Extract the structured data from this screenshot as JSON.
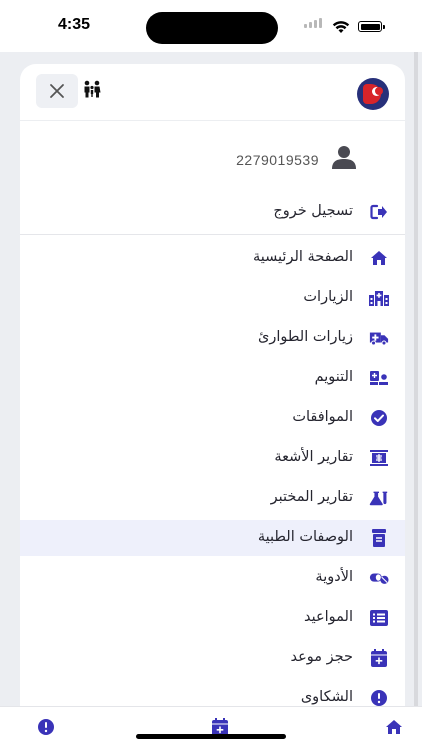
{
  "status_bar": {
    "time": "4:35"
  },
  "drawer": {
    "user_id": "2279019539",
    "logout_label": "تسجيل خروج",
    "items": [
      {
        "label": "الصفحة الرئيسية",
        "icon": "home-icon"
      },
      {
        "label": "الزيارات",
        "icon": "hospital-icon"
      },
      {
        "label": "زيارات الطوارئ",
        "icon": "ambulance-icon"
      },
      {
        "label": "التنويم",
        "icon": "hospital-bed-icon"
      },
      {
        "label": "الموافقات",
        "icon": "check-circle-icon"
      },
      {
        "label": "تقارير الأشعة",
        "icon": "xray-icon"
      },
      {
        "label": "تقارير المختبر",
        "icon": "flask-icon"
      },
      {
        "label": "الوصفات الطبية",
        "icon": "prescription-icon",
        "active": true
      },
      {
        "label": "الأدوية",
        "icon": "pills-icon"
      },
      {
        "label": "المواعيد",
        "icon": "list-icon"
      },
      {
        "label": "حجز موعد",
        "icon": "calendar-plus-icon"
      },
      {
        "label": "الشكاوى",
        "icon": "exclamation-circle-icon"
      }
    ]
  },
  "tabbar": {
    "tabs": [
      "complaints-tab",
      "booking-tab",
      "home-tab"
    ]
  },
  "colors": {
    "accent": "#3a33b8",
    "active_bg": "#eef0fb"
  }
}
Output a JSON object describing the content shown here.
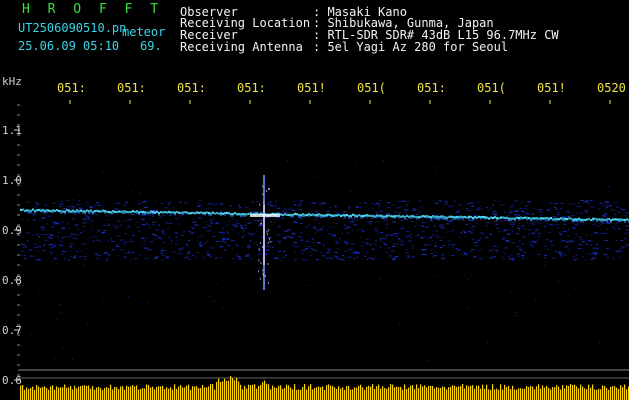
{
  "header": {
    "app_title": "H R O F F T",
    "filename": "UT2506090510.pn",
    "suffix_label": "meteor",
    "datetime": "25.06.09 05:10",
    "count": "69.",
    "fields": [
      {
        "label": "Observer",
        "value": ": Masaki Kano"
      },
      {
        "label": "Receiving Location",
        "value": ": Shibukawa, Gunma, Japan"
      },
      {
        "label": "Receiver",
        "value": ": RTL-SDR SDR# 43dB L15 96.7MHz CW"
      },
      {
        "label": "Receiving Antenna",
        "value": ": 5el Yagi Az 280 for Seoul"
      }
    ]
  },
  "time_axis": {
    "unit_label": "kHz",
    "ticks": [
      "051:",
      "051:",
      "051:",
      "051:",
      "051!",
      "051(",
      "051:",
      "051(",
      "051!",
      "0520"
    ]
  },
  "freq_axis": {
    "ticks": [
      "1.1",
      "1.0",
      "0.9",
      "0.8",
      "0.7",
      "0.6"
    ]
  },
  "colors": {
    "trace": "#4fe0ff",
    "noise": "#1f3cff",
    "meteor": "#ffffff",
    "bottom_bar": "#ffd700"
  }
}
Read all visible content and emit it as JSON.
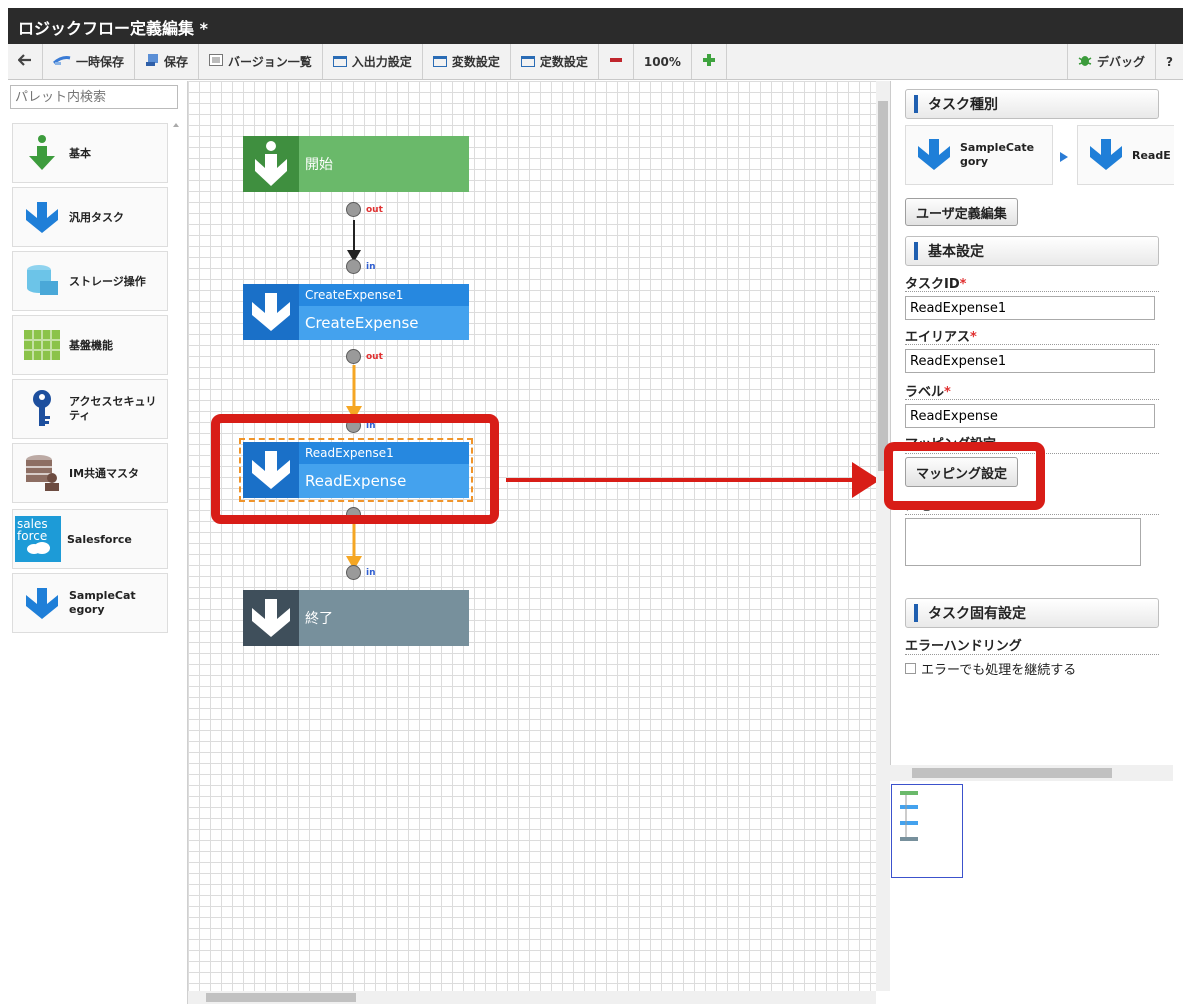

*Directive*
Without the pictures, copy the material exactly as given.

*Finished task*
Extract the structured data from this screenshot as JSON.
{
  "status_bar": {
    "time": "4:35"
  },
  "drawer": {
    "user_id": "2279019539",
    "logout_label": "تسجيل خروج",
    "items": [
      {
        "label": "الصفحة الرئيسية",
        "icon": "home-icon"
      },
      {
        "label": "الزيارات",
        "icon": "hospital-icon"
      },
      {
        "label": "زيارات الطوارئ",
        "icon": "ambulance-icon"
      },
      {
        "label": "التنويم",
        "icon": "hospital-bed-icon"
      },
      {
        "label": "الموافقات",
        "icon": "check-circle-icon"
      },
      {
        "label": "تقارير الأشعة",
        "icon": "xray-icon"
      },
      {
        "label": "تقارير المختبر",
        "icon": "flask-icon"
      },
      {
        "label": "الوصفات الطبية",
        "icon": "prescription-icon",
        "active": true
      },
      {
        "label": "الأدوية",
        "icon": "pills-icon"
      },
      {
        "label": "المواعيد",
        "icon": "list-icon"
      },
      {
        "label": "حجز موعد",
        "icon": "calendar-plus-icon"
      },
      {
        "label": "الشكاوى",
        "icon": "exclamation-circle-icon"
      }
    ]
  },
  "tabbar": {
    "tabs": [
      "complaints-tab",
      "booking-tab",
      "home-tab"
    ]
  },
  "colors": {
    "accent": "#3a33b8",
    "active_bg": "#eef0fb"
  }
}
Output a JSON object describing the content shown here.
{
  "header": {
    "app_title": "H R O F F T",
    "filename": "UT2506090510.pn",
    "suffix_label": "meteor",
    "datetime": "25.06.09 05:10",
    "count": "69.",
    "fields": [
      {
        "label": "Observer",
        "value": ": Masaki Kano"
      },
      {
        "label": "Receiving Location",
        "value": ": Shibukawa, Gunma, Japan"
      },
      {
        "label": "Receiver",
        "value": ": RTL-SDR SDR# 43dB L15 96.7MHz CW"
      },
      {
        "label": "Receiving Antenna",
        "value": ": 5el Yagi Az 280 for Seoul"
      }
    ]
  },
  "time_axis": {
    "unit_label": "kHz",
    "ticks": [
      "051:",
      "051:",
      "051:",
      "051:",
      "051!",
      "051(",
      "051:",
      "051(",
      "051!",
      "0520"
    ]
  },
  "freq_axis": {
    "ticks": [
      "1.1",
      "1.0",
      "0.9",
      "0.8",
      "0.7",
      "0.6"
    ]
  },
  "colors": {
    "trace": "#4fe0ff",
    "noise": "#1f3cff",
    "meteor": "#ffffff",
    "bottom_bar": "#ffd700"
  }
}
Read all visible content and emit it as JSON.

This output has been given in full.